Records from a data source
────
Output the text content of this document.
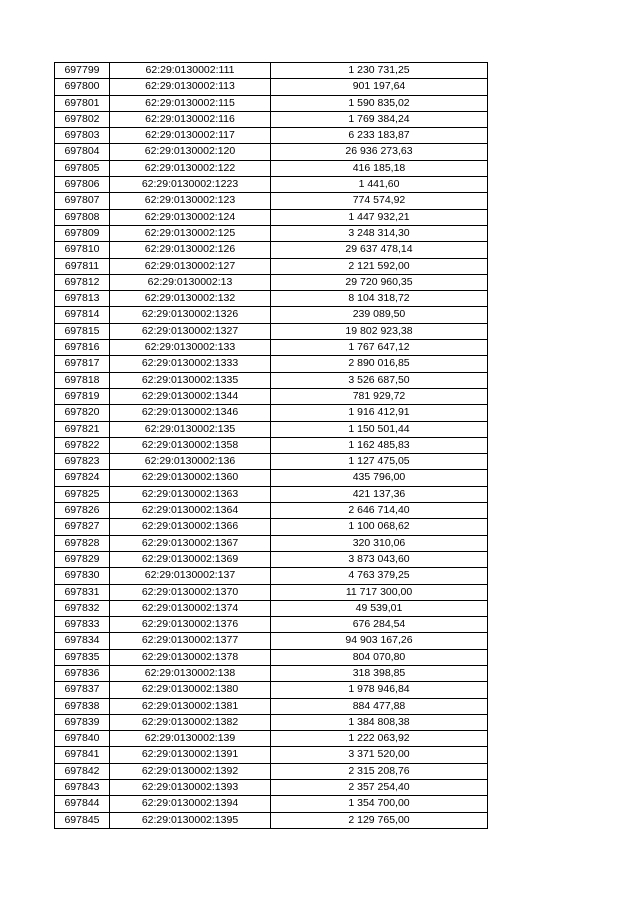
697799	62:29:0130002:111	1 230 731,25
697800	62:29:0130002:113	901 197,64
697801	62:29:0130002:115	1 590 835,02
697802	62:29:0130002:116	1 769 384,24
697803	62:29:0130002:117	6 233 183,87
697804	62:29:0130002:120	26 936 273,63
697805	62:29:0130002:122	416 185,18
697806	62:29:0130002:1223	1 441,60
697807	62:29:0130002:123	774 574,92
697808	62:29:0130002:124	1 447 932,21
697809	62:29:0130002:125	3 248 314,30
697810	62:29:0130002:126	29 637 478,14
697811	62:29:0130002:127	2 121 592,00
697812	62:29:0130002:13	29 720 960,35
697813	62:29:0130002:132	8 104 318,72
697814	62:29:0130002:1326	239 089,50
697815	62:29:0130002:1327	19 802 923,38
697816	62:29:0130002:133	1 767 647,12
697817	62:29:0130002:1333	2 890 016,85
697818	62:29:0130002:1335	3 526 687,50
697819	62:29:0130002:1344	781 929,72
697820	62:29:0130002:1346	1 916 412,91
697821	62:29:0130002:135	1 150 501,44
697822	62:29:0130002:1358	1 162 485,83
697823	62:29:0130002:136	1 127 475,05
697824	62:29:0130002:1360	435 796,00
697825	62:29:0130002:1363	421 137,36
697826	62:29:0130002:1364	2 646 714,40
697827	62:29:0130002:1366	1 100 068,62
697828	62:29:0130002:1367	320 310,06
697829	62:29:0130002:1369	3 873 043,60
697830	62:29:0130002:137	4 763 379,25
697831	62:29:0130002:1370	11 717 300,00
697832	62:29:0130002:1374	49 539,01
697833	62:29:0130002:1376	676 284,54
697834	62:29:0130002:1377	94 903 167,26
697835	62:29:0130002:1378	804 070,80
697836	62:29:0130002:138	318 398,85
697837	62:29:0130002:1380	1 978 946,84
697838	62:29:0130002:1381	884 477,88
697839	62:29:0130002:1382	1 384 808,38
697840	62:29:0130002:139	1 222 063,92
697841	62:29:0130002:1391	3 371 520,00
697842	62:29:0130002:1392	2 315 208,76
697843	62:29:0130002:1393	2 357 254,40
697844	62:29:0130002:1394	1 354 700,00
697845	62:29:0130002:1395	2 129 765,00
────
*YOUR GOAL*:
All the material shown above is to be copied exactly, with no pictures carried over.

*THE ANSWER*:
Output the text content of this document.
697799	62:29:0130002:111	1 230 731,25
697800	62:29:0130002:113	901 197,64
697801	62:29:0130002:115	1 590 835,02
697802	62:29:0130002:116	1 769 384,24
697803	62:29:0130002:117	6 233 183,87
697804	62:29:0130002:120	26 936 273,63
697805	62:29:0130002:122	416 185,18
697806	62:29:0130002:1223	1 441,60
697807	62:29:0130002:123	774 574,92
697808	62:29:0130002:124	1 447 932,21
697809	62:29:0130002:125	3 248 314,30
697810	62:29:0130002:126	29 637 478,14
697811	62:29:0130002:127	2 121 592,00
697812	62:29:0130002:13	29 720 960,35
697813	62:29:0130002:132	8 104 318,72
697814	62:29:0130002:1326	239 089,50
697815	62:29:0130002:1327	19 802 923,38
697816	62:29:0130002:133	1 767 647,12
697817	62:29:0130002:1333	2 890 016,85
697818	62:29:0130002:1335	3 526 687,50
697819	62:29:0130002:1344	781 929,72
697820	62:29:0130002:1346	1 916 412,91
697821	62:29:0130002:135	1 150 501,44
697822	62:29:0130002:1358	1 162 485,83
697823	62:29:0130002:136	1 127 475,05
697824	62:29:0130002:1360	435 796,00
697825	62:29:0130002:1363	421 137,36
697826	62:29:0130002:1364	2 646 714,40
697827	62:29:0130002:1366	1 100 068,62
697828	62:29:0130002:1367	320 310,06
697829	62:29:0130002:1369	3 873 043,60
697830	62:29:0130002:137	4 763 379,25
697831	62:29:0130002:1370	11 717 300,00
697832	62:29:0130002:1374	49 539,01
697833	62:29:0130002:1376	676 284,54
697834	62:29:0130002:1377	94 903 167,26
697835	62:29:0130002:1378	804 070,80
697836	62:29:0130002:138	318 398,85
697837	62:29:0130002:1380	1 978 946,84
697838	62:29:0130002:1381	884 477,88
697839	62:29:0130002:1382	1 384 808,38
697840	62:29:0130002:139	1 222 063,92
697841	62:29:0130002:1391	3 371 520,00
697842	62:29:0130002:1392	2 315 208,76
697843	62:29:0130002:1393	2 357 254,40
697844	62:29:0130002:1394	1 354 700,00
697845	62:29:0130002:1395	2 129 765,00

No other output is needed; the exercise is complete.